(Problem statement): Copy the data word for word, keeping every line.
── Data rows
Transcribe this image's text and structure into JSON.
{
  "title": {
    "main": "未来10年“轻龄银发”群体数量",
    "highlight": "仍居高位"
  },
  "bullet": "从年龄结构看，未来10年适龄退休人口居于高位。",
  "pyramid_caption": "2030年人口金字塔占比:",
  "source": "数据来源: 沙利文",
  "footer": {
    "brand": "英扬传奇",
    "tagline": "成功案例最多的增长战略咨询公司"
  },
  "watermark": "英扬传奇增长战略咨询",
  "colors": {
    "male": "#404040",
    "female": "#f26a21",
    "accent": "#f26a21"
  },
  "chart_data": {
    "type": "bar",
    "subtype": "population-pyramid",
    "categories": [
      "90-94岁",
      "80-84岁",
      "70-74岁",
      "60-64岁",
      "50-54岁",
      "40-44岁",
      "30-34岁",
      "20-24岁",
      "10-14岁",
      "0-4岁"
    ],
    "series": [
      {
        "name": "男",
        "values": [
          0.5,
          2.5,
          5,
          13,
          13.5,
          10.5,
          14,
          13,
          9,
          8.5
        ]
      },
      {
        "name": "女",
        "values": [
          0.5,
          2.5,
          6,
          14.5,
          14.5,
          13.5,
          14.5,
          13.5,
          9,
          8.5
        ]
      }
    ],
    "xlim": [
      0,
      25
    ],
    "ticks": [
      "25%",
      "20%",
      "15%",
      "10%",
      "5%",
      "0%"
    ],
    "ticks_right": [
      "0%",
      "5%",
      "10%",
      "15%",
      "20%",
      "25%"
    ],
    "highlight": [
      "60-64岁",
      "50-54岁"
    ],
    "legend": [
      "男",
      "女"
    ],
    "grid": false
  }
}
────
(Full answer):
Transcribe this image's text and structure into JSON.
{
  "title": {
    "main": "未来10年“轻龄银发”群体数量",
    "highlight": "仍居高位"
  },
  "bullet": "从年龄结构看，未来10年适龄退休人口居于高位。",
  "pyramid_caption": "2030年人口金字塔占比:",
  "source": "数据来源: 沙利文",
  "footer": {
    "brand": "英扬传奇",
    "tagline": "成功案例最多的增长战略咨询公司"
  },
  "watermark": "英扬传奇增长战略咨询",
  "colors": {
    "male": "#404040",
    "female": "#f26a21",
    "accent": "#f26a21"
  },
  "chart_data": {
    "type": "bar",
    "subtype": "population-pyramid",
    "categories": [
      "90-94岁",
      "80-84岁",
      "70-74岁",
      "60-64岁",
      "50-54岁",
      "40-44岁",
      "30-34岁",
      "20-24岁",
      "10-14岁",
      "0-4岁"
    ],
    "series": [
      {
        "name": "男",
        "values": [
          0.5,
          2.5,
          5,
          13,
          13.5,
          10.5,
          14,
          13,
          9,
          8.5
        ]
      },
      {
        "name": "女",
        "values": [
          0.5,
          2.5,
          6,
          14.5,
          14.5,
          13.5,
          14.5,
          13.5,
          9,
          8.5
        ]
      }
    ],
    "xlim": [
      0,
      25
    ],
    "ticks": [
      "25%",
      "20%",
      "15%",
      "10%",
      "5%",
      "0%"
    ],
    "ticks_right": [
      "0%",
      "5%",
      "10%",
      "15%",
      "20%",
      "25%"
    ],
    "highlight": [
      "60-64岁",
      "50-54岁"
    ],
    "legend": [
      "男",
      "女"
    ],
    "grid": false
  }
}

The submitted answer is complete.